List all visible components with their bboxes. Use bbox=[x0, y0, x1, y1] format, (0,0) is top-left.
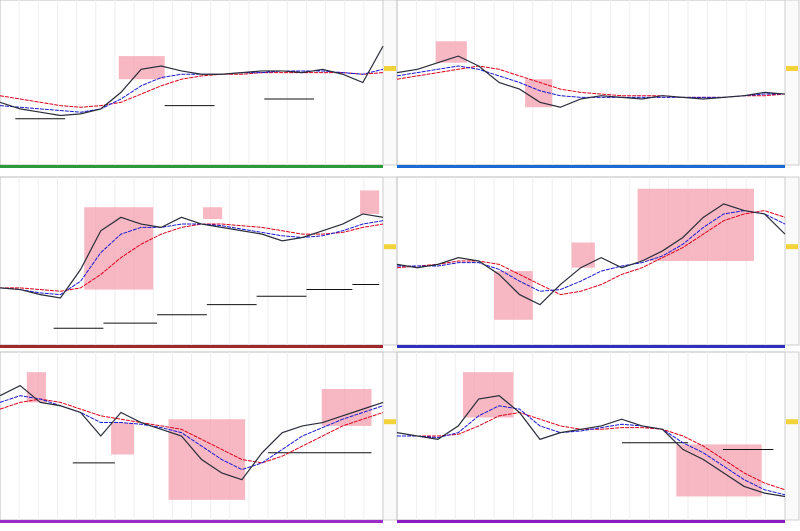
time-strip bbox=[0, 345, 383, 348]
price-axis bbox=[382, 351, 398, 521]
price-line bbox=[0, 45, 384, 117]
fast-ma bbox=[397, 405, 786, 496]
chart-panel bbox=[0, 0, 398, 168]
zone bbox=[525, 79, 553, 108]
price-line bbox=[396, 395, 786, 498]
time-strip bbox=[397, 345, 785, 348]
price-axis bbox=[784, 176, 800, 346]
chart-panel bbox=[396, 0, 800, 168]
zone bbox=[462, 372, 514, 418]
chart-panel bbox=[396, 176, 800, 348]
slow-ma bbox=[0, 72, 384, 108]
fast-ma bbox=[397, 210, 786, 292]
price-axis bbox=[382, 0, 398, 166]
price-tag bbox=[384, 419, 396, 425]
zone bbox=[111, 422, 135, 455]
price-tag bbox=[384, 66, 396, 71]
chart-panel bbox=[0, 351, 398, 523]
price-tag bbox=[384, 244, 396, 250]
price-line bbox=[396, 55, 786, 108]
fast-ma bbox=[0, 68, 384, 113]
zone bbox=[168, 419, 246, 500]
chart-panel bbox=[396, 351, 800, 523]
price-tag bbox=[786, 419, 798, 425]
price-line bbox=[396, 203, 786, 306]
fast-ma bbox=[0, 220, 384, 296]
slow-ma bbox=[396, 210, 786, 296]
price-line bbox=[0, 213, 384, 299]
time-strip bbox=[0, 520, 383, 523]
price-tag bbox=[786, 244, 798, 250]
zone bbox=[571, 242, 595, 268]
price-axis bbox=[784, 351, 800, 521]
zone bbox=[118, 56, 165, 80]
price-line bbox=[0, 384, 384, 481]
slow-ma bbox=[0, 223, 384, 292]
zone bbox=[494, 271, 533, 320]
chart-panel bbox=[0, 176, 398, 348]
time-strip bbox=[0, 165, 383, 168]
zone bbox=[202, 207, 223, 219]
time-strip bbox=[397, 520, 785, 523]
zone bbox=[360, 190, 380, 214]
price-axis bbox=[784, 0, 800, 166]
time-strip bbox=[397, 165, 785, 168]
zone bbox=[26, 372, 46, 403]
price-axis bbox=[382, 176, 398, 346]
zone bbox=[84, 207, 154, 290]
zone bbox=[435, 41, 467, 63]
slow-ma bbox=[0, 398, 384, 464]
price-tag bbox=[786, 66, 798, 71]
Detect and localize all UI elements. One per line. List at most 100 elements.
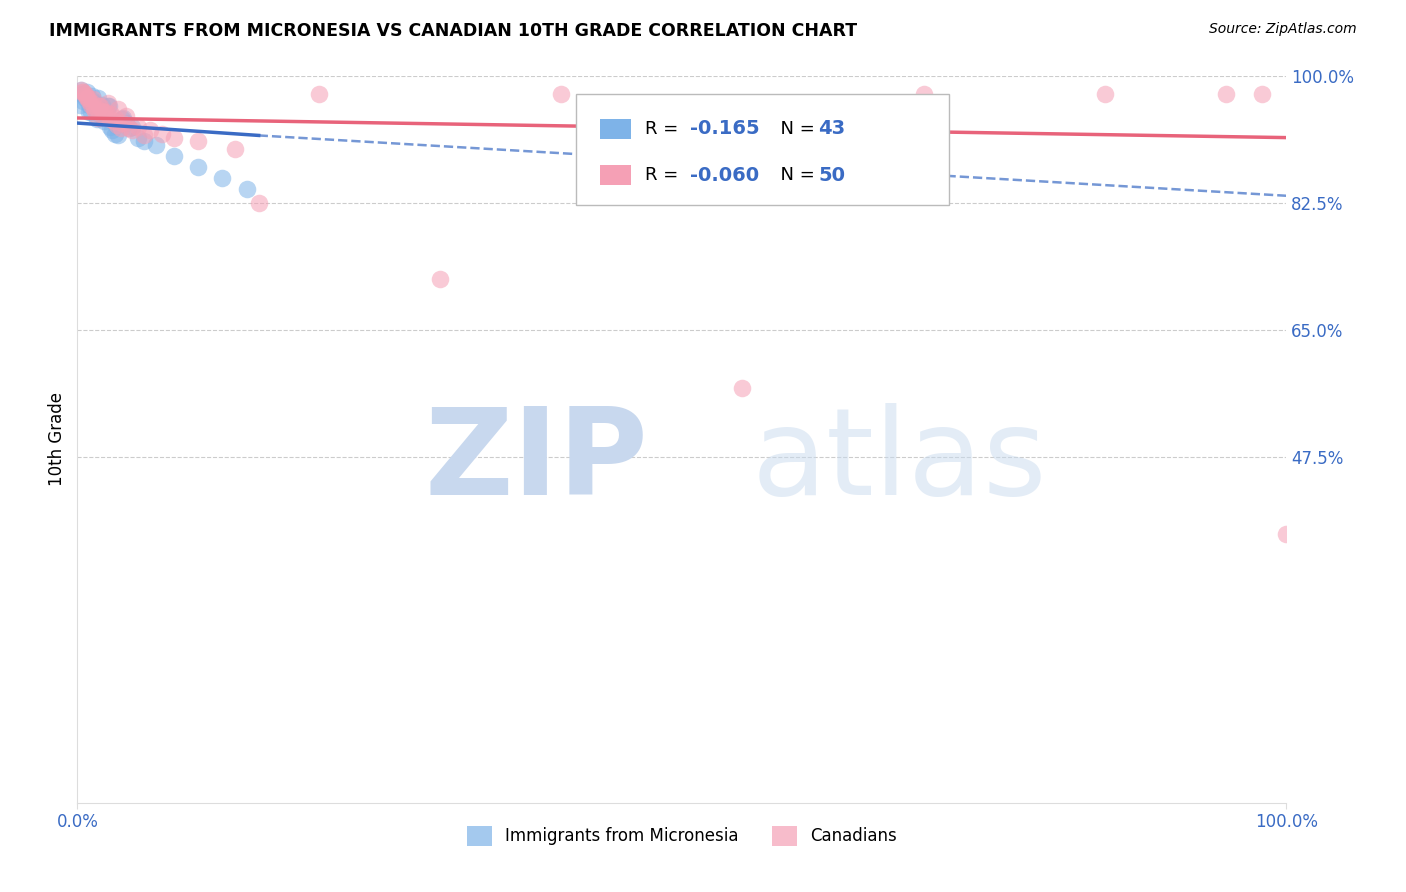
Point — [96, 105, 118, 120]
Point — [235, 181, 257, 195]
Point — [100, 106, 122, 120]
Point — [104, 127, 127, 141]
Text: atlas: atlas — [752, 402, 1047, 520]
Point — [76, 90, 98, 104]
Point — [90, 98, 112, 112]
Point — [98, 120, 121, 134]
Point — [70, 85, 93, 99]
Point — [80, 96, 103, 111]
Text: N =: N = — [769, 120, 821, 138]
Text: -0.060: -0.060 — [690, 166, 759, 185]
Point — [132, 128, 155, 143]
Point — [118, 121, 141, 136]
Point — [163, 130, 186, 145]
Point — [87, 99, 110, 113]
Point — [79, 95, 101, 109]
Point — [96, 96, 118, 111]
Point — [1215, 87, 1237, 101]
Point — [211, 170, 233, 185]
Point — [83, 96, 105, 111]
Legend: Immigrants from Micronesia, Canadians: Immigrants from Micronesia, Canadians — [460, 819, 904, 853]
Point — [912, 87, 935, 101]
Point — [145, 137, 167, 152]
Point — [90, 103, 112, 118]
Point — [1251, 87, 1274, 101]
Point — [187, 160, 209, 174]
Point — [89, 102, 111, 116]
Point — [80, 89, 103, 103]
Point — [86, 112, 108, 127]
Point — [308, 87, 330, 101]
Point — [139, 123, 162, 137]
Point — [247, 196, 270, 211]
Text: N =: N = — [769, 166, 821, 184]
Point — [70, 83, 93, 97]
Point — [84, 102, 107, 116]
Point — [114, 109, 136, 123]
Point — [87, 106, 110, 120]
Point — [429, 272, 451, 286]
Point — [70, 87, 93, 101]
Point — [73, 87, 96, 101]
Point — [79, 98, 101, 112]
Point — [86, 102, 108, 116]
Point — [73, 90, 96, 104]
Point — [224, 141, 246, 155]
Point — [163, 149, 186, 163]
Point — [96, 109, 118, 123]
Point — [79, 98, 101, 112]
Point — [104, 111, 127, 125]
Point — [82, 95, 104, 109]
Point — [111, 116, 134, 130]
Text: R =: R = — [645, 166, 685, 184]
Point — [70, 83, 93, 97]
Text: Source: ZipAtlas.com: Source: ZipAtlas.com — [1209, 22, 1357, 37]
Point — [84, 103, 107, 118]
Text: -0.165: -0.165 — [690, 120, 761, 138]
Point — [121, 120, 143, 134]
Point — [1094, 87, 1116, 101]
Point — [112, 111, 135, 125]
Point — [97, 99, 120, 113]
Point — [72, 95, 94, 109]
Point — [127, 130, 149, 145]
Point — [127, 120, 149, 134]
Point — [87, 90, 110, 104]
Point — [550, 87, 572, 101]
Point — [101, 123, 124, 137]
Point — [187, 134, 209, 148]
Point — [76, 85, 98, 99]
Point — [107, 102, 129, 116]
Point — [1275, 526, 1298, 541]
Text: IMMIGRANTS FROM MICRONESIA VS CANADIAN 10TH GRADE CORRELATION CHART: IMMIGRANTS FROM MICRONESIA VS CANADIAN 1… — [49, 22, 858, 40]
Text: 50: 50 — [818, 166, 845, 185]
Point — [83, 102, 105, 116]
Text: 43: 43 — [818, 120, 845, 138]
Point — [150, 127, 173, 141]
Point — [89, 99, 111, 113]
Point — [96, 99, 118, 113]
Point — [103, 114, 125, 128]
Point — [82, 92, 104, 106]
Point — [77, 90, 100, 104]
Point — [110, 121, 132, 136]
Point — [98, 112, 121, 127]
Point — [111, 112, 134, 127]
Point — [105, 118, 128, 132]
Point — [75, 89, 97, 103]
Y-axis label: 10th Grade: 10th Grade — [48, 392, 66, 486]
Point — [93, 114, 115, 128]
Point — [79, 105, 101, 120]
Point — [87, 111, 110, 125]
Point — [731, 381, 754, 395]
Point — [114, 116, 136, 130]
Point — [132, 134, 155, 148]
Point — [75, 89, 97, 103]
Point — [69, 98, 91, 112]
Point — [93, 105, 115, 120]
Point — [105, 118, 128, 132]
Point — [94, 109, 117, 123]
Point — [91, 103, 114, 118]
Text: ZIP: ZIP — [425, 402, 648, 520]
Point — [79, 105, 101, 120]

++++++

*Required work*.
Reproduce every row above word for word, leaving out the pictures.

*Output below*.
List all visible components with their bboxes. Use bbox=[x0, y0, x1, y1] format, (0,0) is top-left.
time-strip bbox=[0, 345, 383, 348]
price-axis bbox=[382, 351, 398, 521]
price-line bbox=[0, 45, 384, 117]
fast-ma bbox=[397, 405, 786, 496]
chart-panel bbox=[0, 0, 398, 168]
zone bbox=[525, 79, 553, 108]
price-line bbox=[396, 395, 786, 498]
time-strip bbox=[397, 345, 785, 348]
price-axis bbox=[784, 176, 800, 346]
chart-panel bbox=[396, 0, 800, 168]
zone bbox=[462, 372, 514, 418]
chart-panel bbox=[396, 176, 800, 348]
slow-ma bbox=[0, 72, 384, 108]
fast-ma bbox=[397, 210, 786, 292]
price-axis bbox=[382, 0, 398, 166]
price-tag bbox=[384, 419, 396, 425]
zone bbox=[111, 422, 135, 455]
price-tag bbox=[384, 66, 396, 71]
chart-panel bbox=[0, 351, 398, 523]
price-tag bbox=[384, 244, 396, 250]
price-line bbox=[396, 55, 786, 108]
fast-ma bbox=[0, 68, 384, 113]
zone bbox=[168, 419, 246, 500]
chart-panel bbox=[396, 351, 800, 523]
price-tag bbox=[786, 419, 798, 425]
price-line bbox=[396, 203, 786, 306]
fast-ma bbox=[0, 220, 384, 296]
slow-ma bbox=[396, 210, 786, 296]
price-line bbox=[0, 213, 384, 299]
time-strip bbox=[0, 520, 383, 523]
price-tag bbox=[786, 244, 798, 250]
zone bbox=[571, 242, 595, 268]
price-axis bbox=[784, 351, 800, 521]
zone bbox=[118, 56, 165, 80]
price-line bbox=[0, 384, 384, 481]
slow-ma bbox=[0, 223, 384, 292]
zone bbox=[494, 271, 533, 320]
chart-panel bbox=[0, 176, 398, 348]
time-strip bbox=[0, 165, 383, 168]
zone bbox=[202, 207, 223, 219]
time-strip bbox=[397, 520, 785, 523]
zone bbox=[360, 190, 380, 214]
price-axis bbox=[784, 0, 800, 166]
time-strip bbox=[397, 165, 785, 168]
zone bbox=[26, 372, 46, 403]
price-axis bbox=[382, 176, 398, 346]
zone bbox=[84, 207, 154, 290]
zone bbox=[435, 41, 467, 63]
slow-ma bbox=[0, 398, 384, 464]
price-tag bbox=[786, 66, 798, 71]
Detect and localize all UI elements. One per line. List at most 100 elements.
Point — [96, 105, 118, 120]
Point — [235, 181, 257, 195]
Point — [100, 106, 122, 120]
Point — [104, 127, 127, 141]
Text: atlas: atlas — [752, 402, 1047, 520]
Point — [76, 90, 98, 104]
Point — [90, 98, 112, 112]
Point — [98, 120, 121, 134]
Point — [70, 85, 93, 99]
Point — [80, 96, 103, 111]
Text: N =: N = — [769, 120, 821, 138]
Text: -0.060: -0.060 — [690, 166, 759, 185]
Point — [132, 128, 155, 143]
Point — [118, 121, 141, 136]
Point — [163, 130, 186, 145]
Point — [87, 99, 110, 113]
Point — [79, 95, 101, 109]
Point — [96, 96, 118, 111]
Point — [1215, 87, 1237, 101]
Point — [211, 170, 233, 185]
Point — [83, 96, 105, 111]
Legend: Immigrants from Micronesia, Canadians: Immigrants from Micronesia, Canadians — [460, 819, 904, 853]
Point — [912, 87, 935, 101]
Point — [145, 137, 167, 152]
Point — [90, 103, 112, 118]
Point — [1251, 87, 1274, 101]
Point — [187, 160, 209, 174]
Point — [89, 102, 111, 116]
Point — [80, 89, 103, 103]
Point — [86, 112, 108, 127]
Point — [308, 87, 330, 101]
Point — [139, 123, 162, 137]
Point — [247, 196, 270, 211]
Text: N =: N = — [769, 166, 821, 184]
Point — [70, 83, 93, 97]
Point — [84, 102, 107, 116]
Point — [114, 109, 136, 123]
Point — [87, 106, 110, 120]
Point — [429, 272, 451, 286]
Point — [70, 87, 93, 101]
Point — [73, 87, 96, 101]
Point — [79, 98, 101, 112]
Point — [86, 102, 108, 116]
Point — [73, 90, 96, 104]
Point — [224, 141, 246, 155]
Point — [163, 149, 186, 163]
Point — [96, 109, 118, 123]
Point — [79, 98, 101, 112]
Point — [104, 111, 127, 125]
Point — [82, 95, 104, 109]
Point — [111, 116, 134, 130]
Text: R =: R = — [645, 166, 685, 184]
Point — [70, 83, 93, 97]
Text: Source: ZipAtlas.com: Source: ZipAtlas.com — [1209, 22, 1357, 37]
Point — [84, 103, 107, 118]
Text: -0.165: -0.165 — [690, 120, 761, 138]
Point — [121, 120, 143, 134]
Point — [1094, 87, 1116, 101]
Point — [112, 111, 135, 125]
Point — [97, 99, 120, 113]
Point — [72, 95, 94, 109]
Point — [127, 130, 149, 145]
Point — [127, 120, 149, 134]
Point — [87, 90, 110, 104]
Point — [550, 87, 572, 101]
Point — [101, 123, 124, 137]
Point — [187, 134, 209, 148]
Point — [76, 85, 98, 99]
Point — [107, 102, 129, 116]
Point — [1275, 526, 1298, 541]
Text: IMMIGRANTS FROM MICRONESIA VS CANADIAN 10TH GRADE CORRELATION CHART: IMMIGRANTS FROM MICRONESIA VS CANADIAN 1… — [49, 22, 858, 40]
Text: 50: 50 — [818, 166, 845, 185]
Point — [83, 102, 105, 116]
Text: 43: 43 — [818, 120, 845, 138]
Point — [150, 127, 173, 141]
Point — [89, 99, 111, 113]
Point — [96, 99, 118, 113]
Point — [103, 114, 125, 128]
Point — [82, 92, 104, 106]
Point — [77, 90, 100, 104]
Point — [110, 121, 132, 136]
Point — [98, 112, 121, 127]
Point — [111, 112, 134, 127]
Point — [105, 118, 128, 132]
Point — [75, 89, 97, 103]
Y-axis label: 10th Grade: 10th Grade — [48, 392, 66, 486]
Point — [93, 114, 115, 128]
Point — [79, 105, 101, 120]
Point — [87, 111, 110, 125]
Point — [731, 381, 754, 395]
Point — [114, 116, 136, 130]
Point — [132, 134, 155, 148]
Point — [75, 89, 97, 103]
Point — [69, 98, 91, 112]
Point — [93, 105, 115, 120]
Point — [105, 118, 128, 132]
Point — [94, 109, 117, 123]
Point — [91, 103, 114, 118]
Text: ZIP: ZIP — [425, 402, 648, 520]
Point — [79, 105, 101, 120]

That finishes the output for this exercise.